[Figure data in JSON]
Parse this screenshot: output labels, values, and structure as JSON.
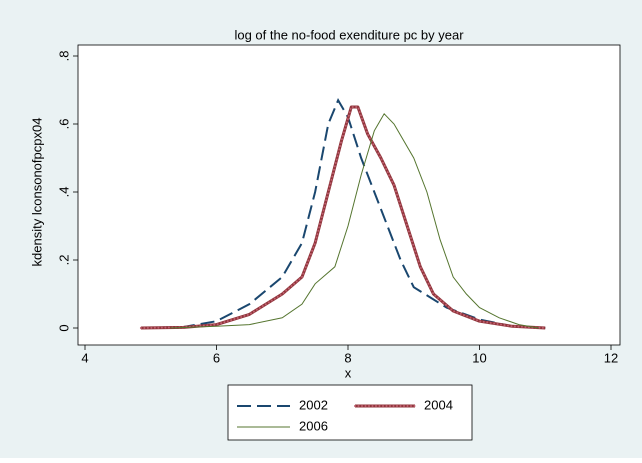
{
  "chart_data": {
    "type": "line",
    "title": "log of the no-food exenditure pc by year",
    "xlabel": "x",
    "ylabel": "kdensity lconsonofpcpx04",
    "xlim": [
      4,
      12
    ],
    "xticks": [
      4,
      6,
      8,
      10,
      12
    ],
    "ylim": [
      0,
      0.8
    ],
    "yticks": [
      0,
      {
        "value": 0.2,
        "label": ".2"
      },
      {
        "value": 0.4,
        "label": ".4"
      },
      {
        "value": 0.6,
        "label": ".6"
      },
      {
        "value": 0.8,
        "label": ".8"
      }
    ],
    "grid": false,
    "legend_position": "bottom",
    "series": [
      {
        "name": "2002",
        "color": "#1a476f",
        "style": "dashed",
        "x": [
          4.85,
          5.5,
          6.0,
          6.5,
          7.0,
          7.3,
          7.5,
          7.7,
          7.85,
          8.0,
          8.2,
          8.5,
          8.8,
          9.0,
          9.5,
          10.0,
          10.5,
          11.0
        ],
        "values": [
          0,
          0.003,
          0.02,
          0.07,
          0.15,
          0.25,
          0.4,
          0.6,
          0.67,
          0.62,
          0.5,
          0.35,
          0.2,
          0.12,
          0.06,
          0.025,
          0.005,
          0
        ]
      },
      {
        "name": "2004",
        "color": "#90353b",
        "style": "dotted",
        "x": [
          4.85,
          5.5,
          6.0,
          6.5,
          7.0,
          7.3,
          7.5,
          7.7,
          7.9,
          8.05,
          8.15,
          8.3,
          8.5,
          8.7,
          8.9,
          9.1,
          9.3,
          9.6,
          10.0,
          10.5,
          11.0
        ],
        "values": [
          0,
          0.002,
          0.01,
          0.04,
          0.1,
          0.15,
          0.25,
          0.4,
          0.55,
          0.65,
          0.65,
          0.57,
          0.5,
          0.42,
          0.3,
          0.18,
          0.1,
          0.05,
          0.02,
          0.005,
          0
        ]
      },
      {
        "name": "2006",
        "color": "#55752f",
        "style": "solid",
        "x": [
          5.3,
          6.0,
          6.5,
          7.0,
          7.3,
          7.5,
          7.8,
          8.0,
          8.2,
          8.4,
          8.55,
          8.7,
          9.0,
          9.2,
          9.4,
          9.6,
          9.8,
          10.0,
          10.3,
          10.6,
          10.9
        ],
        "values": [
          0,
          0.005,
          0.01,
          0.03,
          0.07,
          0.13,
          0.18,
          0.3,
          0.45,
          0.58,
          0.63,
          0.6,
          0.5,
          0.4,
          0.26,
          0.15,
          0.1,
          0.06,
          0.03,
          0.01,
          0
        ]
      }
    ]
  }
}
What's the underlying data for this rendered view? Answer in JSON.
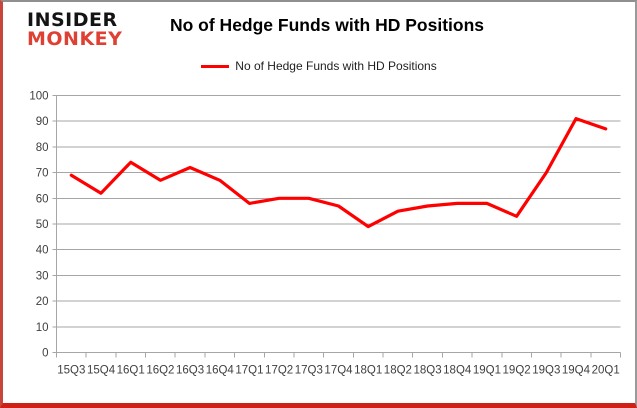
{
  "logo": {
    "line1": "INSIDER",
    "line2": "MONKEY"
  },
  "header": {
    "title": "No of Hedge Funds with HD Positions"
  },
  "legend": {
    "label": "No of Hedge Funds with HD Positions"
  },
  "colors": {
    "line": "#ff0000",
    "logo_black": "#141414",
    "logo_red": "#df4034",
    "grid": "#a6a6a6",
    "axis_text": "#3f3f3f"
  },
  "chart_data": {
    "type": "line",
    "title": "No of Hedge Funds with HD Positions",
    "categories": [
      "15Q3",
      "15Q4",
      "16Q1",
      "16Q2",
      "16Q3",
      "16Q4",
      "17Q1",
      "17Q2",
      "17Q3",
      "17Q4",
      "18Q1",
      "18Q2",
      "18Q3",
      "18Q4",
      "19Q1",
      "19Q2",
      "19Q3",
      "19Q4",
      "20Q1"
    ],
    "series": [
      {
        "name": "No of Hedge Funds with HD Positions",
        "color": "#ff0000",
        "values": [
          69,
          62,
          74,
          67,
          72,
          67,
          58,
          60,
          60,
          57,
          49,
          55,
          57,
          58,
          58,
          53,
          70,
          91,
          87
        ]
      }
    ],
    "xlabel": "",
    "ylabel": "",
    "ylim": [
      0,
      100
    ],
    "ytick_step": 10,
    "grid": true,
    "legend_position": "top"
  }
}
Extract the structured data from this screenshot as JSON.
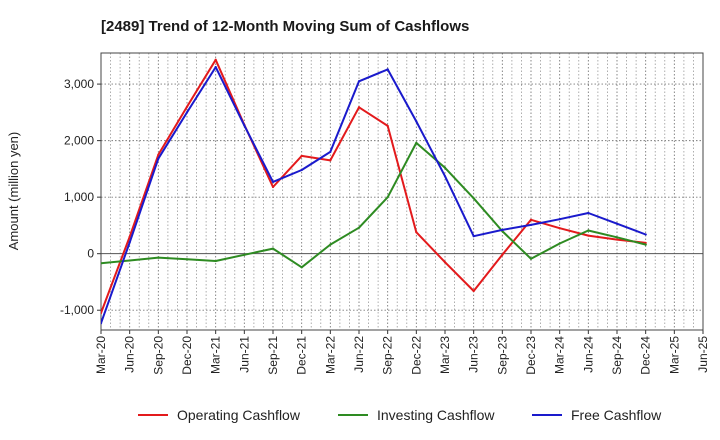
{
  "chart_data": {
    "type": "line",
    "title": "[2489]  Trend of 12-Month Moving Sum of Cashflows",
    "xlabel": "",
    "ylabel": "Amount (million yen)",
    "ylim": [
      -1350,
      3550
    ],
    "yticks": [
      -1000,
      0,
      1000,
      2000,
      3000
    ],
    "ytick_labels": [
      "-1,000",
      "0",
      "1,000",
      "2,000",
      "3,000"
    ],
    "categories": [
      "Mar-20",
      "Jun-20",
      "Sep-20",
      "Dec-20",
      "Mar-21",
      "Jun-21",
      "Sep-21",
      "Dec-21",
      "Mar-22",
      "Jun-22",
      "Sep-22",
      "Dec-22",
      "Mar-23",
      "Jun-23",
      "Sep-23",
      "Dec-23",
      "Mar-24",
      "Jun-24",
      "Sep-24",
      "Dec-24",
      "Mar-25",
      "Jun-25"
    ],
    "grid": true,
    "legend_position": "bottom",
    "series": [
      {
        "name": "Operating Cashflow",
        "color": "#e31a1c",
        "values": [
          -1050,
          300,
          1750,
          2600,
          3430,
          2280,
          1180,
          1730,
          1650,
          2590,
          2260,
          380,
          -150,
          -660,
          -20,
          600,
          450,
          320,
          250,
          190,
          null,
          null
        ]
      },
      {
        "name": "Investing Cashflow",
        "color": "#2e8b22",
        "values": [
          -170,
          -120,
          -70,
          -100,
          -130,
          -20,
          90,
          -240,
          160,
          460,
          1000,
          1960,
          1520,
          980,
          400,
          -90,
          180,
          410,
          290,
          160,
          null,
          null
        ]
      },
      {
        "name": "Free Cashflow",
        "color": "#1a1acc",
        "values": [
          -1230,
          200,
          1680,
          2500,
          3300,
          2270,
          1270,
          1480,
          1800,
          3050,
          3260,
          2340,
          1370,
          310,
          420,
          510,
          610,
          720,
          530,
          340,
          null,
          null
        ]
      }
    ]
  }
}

> _SET TASK_:
Output the entries above exactly, without their pictures.

> _CORRECT RESPONSE_:
Parse this screenshot: output labels, values, and structure as JSON.
{
  "chart_data": {
    "type": "line",
    "title": "log of the no-food exenditure pc by year",
    "xlabel": "x",
    "ylabel": "kdensity lconsonofpcpx04",
    "xlim": [
      4,
      12
    ],
    "xticks": [
      4,
      6,
      8,
      10,
      12
    ],
    "ylim": [
      0,
      0.8
    ],
    "yticks": [
      0,
      {
        "value": 0.2,
        "label": ".2"
      },
      {
        "value": 0.4,
        "label": ".4"
      },
      {
        "value": 0.6,
        "label": ".6"
      },
      {
        "value": 0.8,
        "label": ".8"
      }
    ],
    "grid": false,
    "legend_position": "bottom",
    "series": [
      {
        "name": "2002",
        "color": "#1a476f",
        "style": "dashed",
        "x": [
          4.85,
          5.5,
          6.0,
          6.5,
          7.0,
          7.3,
          7.5,
          7.7,
          7.85,
          8.0,
          8.2,
          8.5,
          8.8,
          9.0,
          9.5,
          10.0,
          10.5,
          11.0
        ],
        "values": [
          0,
          0.003,
          0.02,
          0.07,
          0.15,
          0.25,
          0.4,
          0.6,
          0.67,
          0.62,
          0.5,
          0.35,
          0.2,
          0.12,
          0.06,
          0.025,
          0.005,
          0
        ]
      },
      {
        "name": "2004",
        "color": "#90353b",
        "style": "dotted",
        "x": [
          4.85,
          5.5,
          6.0,
          6.5,
          7.0,
          7.3,
          7.5,
          7.7,
          7.9,
          8.05,
          8.15,
          8.3,
          8.5,
          8.7,
          8.9,
          9.1,
          9.3,
          9.6,
          10.0,
          10.5,
          11.0
        ],
        "values": [
          0,
          0.002,
          0.01,
          0.04,
          0.1,
          0.15,
          0.25,
          0.4,
          0.55,
          0.65,
          0.65,
          0.57,
          0.5,
          0.42,
          0.3,
          0.18,
          0.1,
          0.05,
          0.02,
          0.005,
          0
        ]
      },
      {
        "name": "2006",
        "color": "#55752f",
        "style": "solid",
        "x": [
          5.3,
          6.0,
          6.5,
          7.0,
          7.3,
          7.5,
          7.8,
          8.0,
          8.2,
          8.4,
          8.55,
          8.7,
          9.0,
          9.2,
          9.4,
          9.6,
          9.8,
          10.0,
          10.3,
          10.6,
          10.9
        ],
        "values": [
          0,
          0.005,
          0.01,
          0.03,
          0.07,
          0.13,
          0.18,
          0.3,
          0.45,
          0.58,
          0.63,
          0.6,
          0.5,
          0.4,
          0.26,
          0.15,
          0.1,
          0.06,
          0.03,
          0.01,
          0
        ]
      }
    ]
  }
}
What's the underlying data for this rendered view? Answer in JSON.
{
  "logo": {
    "line1": "INSIDER",
    "line2": "MONKEY"
  },
  "header": {
    "title": "No of Hedge Funds with HD Positions"
  },
  "legend": {
    "label": "No of Hedge Funds with HD Positions"
  },
  "colors": {
    "line": "#ff0000",
    "logo_black": "#141414",
    "logo_red": "#df4034",
    "grid": "#a6a6a6",
    "axis_text": "#3f3f3f"
  },
  "chart_data": {
    "type": "line",
    "title": "No of Hedge Funds with HD Positions",
    "categories": [
      "15Q3",
      "15Q4",
      "16Q1",
      "16Q2",
      "16Q3",
      "16Q4",
      "17Q1",
      "17Q2",
      "17Q3",
      "17Q4",
      "18Q1",
      "18Q2",
      "18Q3",
      "18Q4",
      "19Q1",
      "19Q2",
      "19Q3",
      "19Q4",
      "20Q1"
    ],
    "series": [
      {
        "name": "No of Hedge Funds with HD Positions",
        "color": "#ff0000",
        "values": [
          69,
          62,
          74,
          67,
          72,
          67,
          58,
          60,
          60,
          57,
          49,
          55,
          57,
          58,
          58,
          53,
          70,
          91,
          87
        ]
      }
    ],
    "xlabel": "",
    "ylabel": "",
    "ylim": [
      0,
      100
    ],
    "ytick_step": 10,
    "grid": true,
    "legend_position": "top"
  }
}
Extract the structured data from this screenshot as JSON.
{
  "chart_data": {
    "type": "line",
    "title": "[2489]  Trend of 12-Month Moving Sum of Cashflows",
    "xlabel": "",
    "ylabel": "Amount (million yen)",
    "ylim": [
      -1350,
      3550
    ],
    "yticks": [
      -1000,
      0,
      1000,
      2000,
      3000
    ],
    "ytick_labels": [
      "-1,000",
      "0",
      "1,000",
      "2,000",
      "3,000"
    ],
    "categories": [
      "Mar-20",
      "Jun-20",
      "Sep-20",
      "Dec-20",
      "Mar-21",
      "Jun-21",
      "Sep-21",
      "Dec-21",
      "Mar-22",
      "Jun-22",
      "Sep-22",
      "Dec-22",
      "Mar-23",
      "Jun-23",
      "Sep-23",
      "Dec-23",
      "Mar-24",
      "Jun-24",
      "Sep-24",
      "Dec-24",
      "Mar-25",
      "Jun-25"
    ],
    "grid": true,
    "legend_position": "bottom",
    "series": [
      {
        "name": "Operating Cashflow",
        "color": "#e31a1c",
        "values": [
          -1050,
          300,
          1750,
          2600,
          3430,
          2280,
          1180,
          1730,
          1650,
          2590,
          2260,
          380,
          -150,
          -660,
          -20,
          600,
          450,
          320,
          250,
          190,
          null,
          null
        ]
      },
      {
        "name": "Investing Cashflow",
        "color": "#2e8b22",
        "values": [
          -170,
          -120,
          -70,
          -100,
          -130,
          -20,
          90,
          -240,
          160,
          460,
          1000,
          1960,
          1520,
          980,
          400,
          -90,
          180,
          410,
          290,
          160,
          null,
          null
        ]
      },
      {
        "name": "Free Cashflow",
        "color": "#1a1acc",
        "values": [
          -1230,
          200,
          1680,
          2500,
          3300,
          2270,
          1270,
          1480,
          1800,
          3050,
          3260,
          2340,
          1370,
          310,
          420,
          510,
          610,
          720,
          530,
          340,
          null,
          null
        ]
      }
    ]
  }
}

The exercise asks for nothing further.